----- RECORDS TO USE

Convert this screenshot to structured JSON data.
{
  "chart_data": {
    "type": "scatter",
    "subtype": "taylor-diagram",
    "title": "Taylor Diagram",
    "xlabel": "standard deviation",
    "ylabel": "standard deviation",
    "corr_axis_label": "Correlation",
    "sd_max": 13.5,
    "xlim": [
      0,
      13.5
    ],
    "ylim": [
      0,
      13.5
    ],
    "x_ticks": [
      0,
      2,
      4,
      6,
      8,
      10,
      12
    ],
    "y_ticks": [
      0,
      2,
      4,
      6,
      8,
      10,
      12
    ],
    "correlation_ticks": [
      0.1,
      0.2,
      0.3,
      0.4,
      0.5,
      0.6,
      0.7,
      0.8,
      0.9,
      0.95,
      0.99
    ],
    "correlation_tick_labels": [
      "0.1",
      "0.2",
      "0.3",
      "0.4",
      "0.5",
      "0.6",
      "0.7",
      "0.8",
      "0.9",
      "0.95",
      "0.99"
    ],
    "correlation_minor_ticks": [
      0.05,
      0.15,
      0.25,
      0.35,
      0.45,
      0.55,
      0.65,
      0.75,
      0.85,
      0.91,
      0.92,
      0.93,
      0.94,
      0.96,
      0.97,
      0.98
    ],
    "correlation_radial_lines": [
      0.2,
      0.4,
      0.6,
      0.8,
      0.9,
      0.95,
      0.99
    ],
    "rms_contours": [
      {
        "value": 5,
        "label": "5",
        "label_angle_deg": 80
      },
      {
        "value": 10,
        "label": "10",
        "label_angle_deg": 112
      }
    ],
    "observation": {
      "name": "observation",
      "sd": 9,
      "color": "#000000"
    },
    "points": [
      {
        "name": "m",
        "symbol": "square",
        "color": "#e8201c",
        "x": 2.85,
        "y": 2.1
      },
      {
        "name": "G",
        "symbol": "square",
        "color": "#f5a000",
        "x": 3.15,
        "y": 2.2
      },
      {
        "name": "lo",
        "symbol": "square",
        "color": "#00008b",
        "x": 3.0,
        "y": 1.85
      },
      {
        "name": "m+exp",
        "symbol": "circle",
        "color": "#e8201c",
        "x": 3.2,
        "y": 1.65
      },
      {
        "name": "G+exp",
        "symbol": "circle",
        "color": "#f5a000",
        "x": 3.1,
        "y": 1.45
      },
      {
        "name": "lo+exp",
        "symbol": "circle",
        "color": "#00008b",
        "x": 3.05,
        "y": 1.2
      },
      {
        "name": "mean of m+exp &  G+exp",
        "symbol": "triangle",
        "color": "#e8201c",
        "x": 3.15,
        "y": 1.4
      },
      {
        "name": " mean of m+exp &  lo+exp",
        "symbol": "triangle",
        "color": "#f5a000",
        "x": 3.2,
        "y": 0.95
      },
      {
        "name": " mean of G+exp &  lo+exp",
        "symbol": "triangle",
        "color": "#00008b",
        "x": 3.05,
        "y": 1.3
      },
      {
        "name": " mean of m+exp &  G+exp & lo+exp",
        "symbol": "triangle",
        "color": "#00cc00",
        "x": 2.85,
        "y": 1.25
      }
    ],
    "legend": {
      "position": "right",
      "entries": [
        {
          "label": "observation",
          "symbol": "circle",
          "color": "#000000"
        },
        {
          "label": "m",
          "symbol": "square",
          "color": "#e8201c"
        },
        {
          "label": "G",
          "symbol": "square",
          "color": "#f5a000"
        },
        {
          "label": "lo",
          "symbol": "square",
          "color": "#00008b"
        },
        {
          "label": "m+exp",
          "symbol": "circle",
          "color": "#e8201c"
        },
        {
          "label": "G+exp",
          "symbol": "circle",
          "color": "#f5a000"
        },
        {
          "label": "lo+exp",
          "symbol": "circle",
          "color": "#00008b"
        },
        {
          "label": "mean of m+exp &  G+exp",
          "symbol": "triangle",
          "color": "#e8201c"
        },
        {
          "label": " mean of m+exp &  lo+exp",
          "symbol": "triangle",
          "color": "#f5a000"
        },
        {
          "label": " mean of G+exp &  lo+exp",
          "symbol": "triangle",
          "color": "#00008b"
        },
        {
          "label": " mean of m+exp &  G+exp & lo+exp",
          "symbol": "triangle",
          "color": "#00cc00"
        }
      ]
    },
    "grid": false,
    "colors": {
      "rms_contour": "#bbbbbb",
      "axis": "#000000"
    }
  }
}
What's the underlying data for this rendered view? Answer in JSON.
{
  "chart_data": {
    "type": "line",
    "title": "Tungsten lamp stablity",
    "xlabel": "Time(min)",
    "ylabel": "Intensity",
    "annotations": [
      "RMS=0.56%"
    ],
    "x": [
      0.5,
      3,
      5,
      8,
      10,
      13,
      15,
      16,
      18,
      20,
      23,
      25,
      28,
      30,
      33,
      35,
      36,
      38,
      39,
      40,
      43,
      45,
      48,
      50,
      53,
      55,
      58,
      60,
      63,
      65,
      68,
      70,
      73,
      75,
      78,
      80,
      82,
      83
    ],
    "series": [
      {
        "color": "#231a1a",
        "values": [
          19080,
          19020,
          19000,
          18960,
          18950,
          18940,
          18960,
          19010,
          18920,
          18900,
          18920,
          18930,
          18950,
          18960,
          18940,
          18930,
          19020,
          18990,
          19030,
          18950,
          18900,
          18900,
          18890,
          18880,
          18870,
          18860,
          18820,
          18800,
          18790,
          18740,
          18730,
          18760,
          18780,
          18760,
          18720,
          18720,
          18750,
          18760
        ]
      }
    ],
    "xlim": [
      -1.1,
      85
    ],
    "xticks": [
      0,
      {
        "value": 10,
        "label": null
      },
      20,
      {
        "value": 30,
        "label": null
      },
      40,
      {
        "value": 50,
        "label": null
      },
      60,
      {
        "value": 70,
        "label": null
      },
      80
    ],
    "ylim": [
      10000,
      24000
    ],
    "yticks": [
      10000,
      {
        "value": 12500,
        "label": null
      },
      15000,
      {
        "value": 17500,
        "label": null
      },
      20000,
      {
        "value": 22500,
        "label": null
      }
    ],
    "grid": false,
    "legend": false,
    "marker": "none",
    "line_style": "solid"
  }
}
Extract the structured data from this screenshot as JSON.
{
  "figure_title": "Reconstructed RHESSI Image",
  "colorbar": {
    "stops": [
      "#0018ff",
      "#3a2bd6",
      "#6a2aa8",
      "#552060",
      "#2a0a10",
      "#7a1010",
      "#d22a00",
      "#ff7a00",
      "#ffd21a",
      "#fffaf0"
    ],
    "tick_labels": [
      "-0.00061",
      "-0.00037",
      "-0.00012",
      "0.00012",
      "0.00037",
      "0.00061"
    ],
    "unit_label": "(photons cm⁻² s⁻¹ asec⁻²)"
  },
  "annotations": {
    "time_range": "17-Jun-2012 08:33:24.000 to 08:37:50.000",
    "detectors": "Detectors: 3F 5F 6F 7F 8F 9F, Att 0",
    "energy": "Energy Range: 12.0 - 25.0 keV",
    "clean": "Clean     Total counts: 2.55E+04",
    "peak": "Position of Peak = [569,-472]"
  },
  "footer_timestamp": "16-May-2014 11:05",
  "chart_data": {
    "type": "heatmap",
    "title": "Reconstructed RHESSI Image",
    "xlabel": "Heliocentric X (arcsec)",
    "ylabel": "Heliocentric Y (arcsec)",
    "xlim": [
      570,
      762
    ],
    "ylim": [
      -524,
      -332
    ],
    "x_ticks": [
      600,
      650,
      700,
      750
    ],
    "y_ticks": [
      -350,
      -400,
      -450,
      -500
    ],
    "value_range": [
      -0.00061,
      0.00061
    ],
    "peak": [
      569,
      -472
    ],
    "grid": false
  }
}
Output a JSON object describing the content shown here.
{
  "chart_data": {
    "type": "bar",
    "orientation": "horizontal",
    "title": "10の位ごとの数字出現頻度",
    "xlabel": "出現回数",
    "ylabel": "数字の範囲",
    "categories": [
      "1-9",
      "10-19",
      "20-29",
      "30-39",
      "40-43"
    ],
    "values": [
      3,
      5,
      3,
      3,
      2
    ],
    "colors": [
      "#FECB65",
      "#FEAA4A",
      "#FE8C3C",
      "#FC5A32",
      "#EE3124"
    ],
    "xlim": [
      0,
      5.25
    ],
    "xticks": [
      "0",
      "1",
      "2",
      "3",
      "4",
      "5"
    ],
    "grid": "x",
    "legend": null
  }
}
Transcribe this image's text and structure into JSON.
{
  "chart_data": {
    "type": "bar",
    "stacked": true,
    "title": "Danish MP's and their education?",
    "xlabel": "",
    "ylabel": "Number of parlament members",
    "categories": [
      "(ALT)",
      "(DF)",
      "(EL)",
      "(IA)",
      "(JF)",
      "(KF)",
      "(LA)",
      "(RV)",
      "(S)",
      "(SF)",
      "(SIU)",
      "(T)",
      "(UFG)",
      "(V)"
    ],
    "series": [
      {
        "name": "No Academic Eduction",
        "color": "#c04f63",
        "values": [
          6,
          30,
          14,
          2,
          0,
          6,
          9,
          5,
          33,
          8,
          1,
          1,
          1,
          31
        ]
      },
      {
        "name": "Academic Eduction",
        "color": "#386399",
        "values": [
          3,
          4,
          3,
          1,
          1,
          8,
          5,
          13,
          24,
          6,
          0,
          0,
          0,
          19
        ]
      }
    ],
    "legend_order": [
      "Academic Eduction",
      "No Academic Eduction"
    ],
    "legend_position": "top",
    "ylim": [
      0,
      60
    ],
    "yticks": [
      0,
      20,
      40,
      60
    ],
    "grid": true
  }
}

----------

*REQUEST:* Search the material above for "Eduction". Pull out each line where it shows up.

*ANSWER:*
        "name": "No Academic Eduction",
        "name": "Academic Eduction",
      "Academic Eduction",
      "No Academic Eduction"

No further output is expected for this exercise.